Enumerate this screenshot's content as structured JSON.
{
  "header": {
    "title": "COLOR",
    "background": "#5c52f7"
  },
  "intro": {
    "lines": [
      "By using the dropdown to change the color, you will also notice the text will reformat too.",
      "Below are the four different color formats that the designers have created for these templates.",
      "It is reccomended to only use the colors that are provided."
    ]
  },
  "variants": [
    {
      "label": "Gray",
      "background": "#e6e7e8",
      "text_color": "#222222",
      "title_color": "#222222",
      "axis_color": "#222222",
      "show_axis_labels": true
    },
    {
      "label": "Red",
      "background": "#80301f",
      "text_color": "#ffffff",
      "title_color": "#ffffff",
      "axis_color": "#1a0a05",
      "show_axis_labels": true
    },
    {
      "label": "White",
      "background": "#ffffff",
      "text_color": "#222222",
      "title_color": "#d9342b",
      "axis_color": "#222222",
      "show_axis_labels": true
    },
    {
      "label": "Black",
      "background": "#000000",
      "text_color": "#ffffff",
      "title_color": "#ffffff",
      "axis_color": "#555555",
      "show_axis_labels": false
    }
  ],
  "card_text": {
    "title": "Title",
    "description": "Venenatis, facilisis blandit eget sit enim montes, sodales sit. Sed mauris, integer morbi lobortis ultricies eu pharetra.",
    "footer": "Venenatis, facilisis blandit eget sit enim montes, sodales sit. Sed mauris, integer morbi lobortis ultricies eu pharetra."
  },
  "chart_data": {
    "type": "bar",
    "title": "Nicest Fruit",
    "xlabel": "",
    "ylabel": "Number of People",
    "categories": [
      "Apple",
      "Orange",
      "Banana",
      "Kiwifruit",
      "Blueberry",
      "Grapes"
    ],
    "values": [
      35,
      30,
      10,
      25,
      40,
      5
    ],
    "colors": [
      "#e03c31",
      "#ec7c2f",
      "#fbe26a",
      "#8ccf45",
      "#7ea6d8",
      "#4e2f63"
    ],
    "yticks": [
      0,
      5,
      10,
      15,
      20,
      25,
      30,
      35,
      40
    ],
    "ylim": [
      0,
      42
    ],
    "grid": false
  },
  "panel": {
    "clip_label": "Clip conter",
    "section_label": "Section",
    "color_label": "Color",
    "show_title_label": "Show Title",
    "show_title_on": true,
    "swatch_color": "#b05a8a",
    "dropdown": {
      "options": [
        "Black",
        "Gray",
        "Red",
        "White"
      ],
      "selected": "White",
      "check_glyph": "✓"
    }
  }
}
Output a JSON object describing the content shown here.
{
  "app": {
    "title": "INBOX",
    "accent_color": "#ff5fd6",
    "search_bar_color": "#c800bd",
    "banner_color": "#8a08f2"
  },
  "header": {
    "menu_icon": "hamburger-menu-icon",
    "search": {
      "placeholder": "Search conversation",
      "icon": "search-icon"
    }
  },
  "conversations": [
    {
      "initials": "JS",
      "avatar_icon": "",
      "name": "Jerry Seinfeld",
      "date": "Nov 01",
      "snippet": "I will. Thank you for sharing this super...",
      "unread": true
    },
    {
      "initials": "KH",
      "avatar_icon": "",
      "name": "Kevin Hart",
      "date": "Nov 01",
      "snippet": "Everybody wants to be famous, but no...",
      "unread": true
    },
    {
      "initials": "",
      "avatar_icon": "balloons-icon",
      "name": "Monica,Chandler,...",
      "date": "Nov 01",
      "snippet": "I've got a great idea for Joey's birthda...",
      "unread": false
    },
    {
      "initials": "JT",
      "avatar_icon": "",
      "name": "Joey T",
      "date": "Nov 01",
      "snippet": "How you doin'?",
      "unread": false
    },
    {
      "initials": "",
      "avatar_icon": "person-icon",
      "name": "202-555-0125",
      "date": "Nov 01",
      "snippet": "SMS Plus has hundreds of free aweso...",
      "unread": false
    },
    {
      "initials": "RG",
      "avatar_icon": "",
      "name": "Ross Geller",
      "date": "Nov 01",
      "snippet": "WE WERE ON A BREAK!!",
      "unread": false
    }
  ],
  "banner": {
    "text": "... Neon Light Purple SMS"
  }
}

- What needs to be done: Nothing should be changed: write out all of the data as is.

- Result of this exercise:
Enumerate this screenshot's content as structured JSON.
{
  "header": {
    "title": "COLOR",
    "background": "#5c52f7"
  },
  "intro": {
    "lines": [
      "By using the dropdown to change the color, you will also notice the text will reformat too.",
      "Below are the four different color formats that the designers have created for these templates.",
      "It is reccomended to only use the colors that are provided."
    ]
  },
  "variants": [
    {
      "label": "Gray",
      "background": "#e6e7e8",
      "text_color": "#222222",
      "title_color": "#222222",
      "axis_color": "#222222",
      "show_axis_labels": true
    },
    {
      "label": "Red",
      "background": "#80301f",
      "text_color": "#ffffff",
      "title_color": "#ffffff",
      "axis_color": "#1a0a05",
      "show_axis_labels": true
    },
    {
      "label": "White",
      "background": "#ffffff",
      "text_color": "#222222",
      "title_color": "#d9342b",
      "axis_color": "#222222",
      "show_axis_labels": true
    },
    {
      "label": "Black",
      "background": "#000000",
      "text_color": "#ffffff",
      "title_color": "#ffffff",
      "axis_color": "#555555",
      "show_axis_labels": false
    }
  ],
  "card_text": {
    "title": "Title",
    "description": "Venenatis, facilisis blandit eget sit enim montes, sodales sit. Sed mauris, integer morbi lobortis ultricies eu pharetra.",
    "footer": "Venenatis, facilisis blandit eget sit enim montes, sodales sit. Sed mauris, integer morbi lobortis ultricies eu pharetra."
  },
  "chart_data": {
    "type": "bar",
    "title": "Nicest Fruit",
    "xlabel": "",
    "ylabel": "Number of People",
    "categories": [
      "Apple",
      "Orange",
      "Banana",
      "Kiwifruit",
      "Blueberry",
      "Grapes"
    ],
    "values": [
      35,
      30,
      10,
      25,
      40,
      5
    ],
    "colors": [
      "#e03c31",
      "#ec7c2f",
      "#fbe26a",
      "#8ccf45",
      "#7ea6d8",
      "#4e2f63"
    ],
    "yticks": [
      0,
      5,
      10,
      15,
      20,
      25,
      30,
      35,
      40
    ],
    "ylim": [
      0,
      42
    ],
    "grid": false
  },
  "panel": {
    "clip_label": "Clip conter",
    "section_label": "Section",
    "color_label": "Color",
    "show_title_label": "Show Title",
    "show_title_on": true,
    "swatch_color": "#b05a8a",
    "dropdown": {
      "options": [
        "Black",
        "Gray",
        "Red",
        "White"
      ],
      "selected": "White",
      "check_glyph": "✓"
    }
  }
}
Output a JSON object describing the content shown here.
{
  "app": {
    "title": "INBOX",
    "accent_color": "#ff5fd6",
    "search_bar_color": "#c800bd",
    "banner_color": "#8a08f2"
  },
  "header": {
    "menu_icon": "hamburger-menu-icon",
    "search": {
      "placeholder": "Search conversation",
      "icon": "search-icon"
    }
  },
  "conversations": [
    {
      "initials": "JS",
      "avatar_icon": "",
      "name": "Jerry Seinfeld",
      "date": "Nov 01",
      "snippet": "I will. Thank you for sharing this super...",
      "unread": true
    },
    {
      "initials": "KH",
      "avatar_icon": "",
      "name": "Kevin Hart",
      "date": "Nov 01",
      "snippet": "Everybody wants to be famous, but no...",
      "unread": true
    },
    {
      "initials": "",
      "avatar_icon": "balloons-icon",
      "name": "Monica,Chandler,...",
      "date": "Nov 01",
      "snippet": "I've got a great idea for Joey's birthda...",
      "unread": false
    },
    {
      "initials": "JT",
      "avatar_icon": "",
      "name": "Joey T",
      "date": "Nov 01",
      "snippet": "How you doin'?",
      "unread": false
    },
    {
      "initials": "",
      "avatar_icon": "person-icon",
      "name": "202-555-0125",
      "date": "Nov 01",
      "snippet": "SMS Plus has hundreds of free aweso...",
      "unread": false
    },
    {
      "initials": "RG",
      "avatar_icon": "",
      "name": "Ross Geller",
      "date": "Nov 01",
      "snippet": "WE WERE ON A BREAK!!",
      "unread": false
    }
  ],
  "banner": {
    "text": "... Neon Light Purple SMS"
  }
}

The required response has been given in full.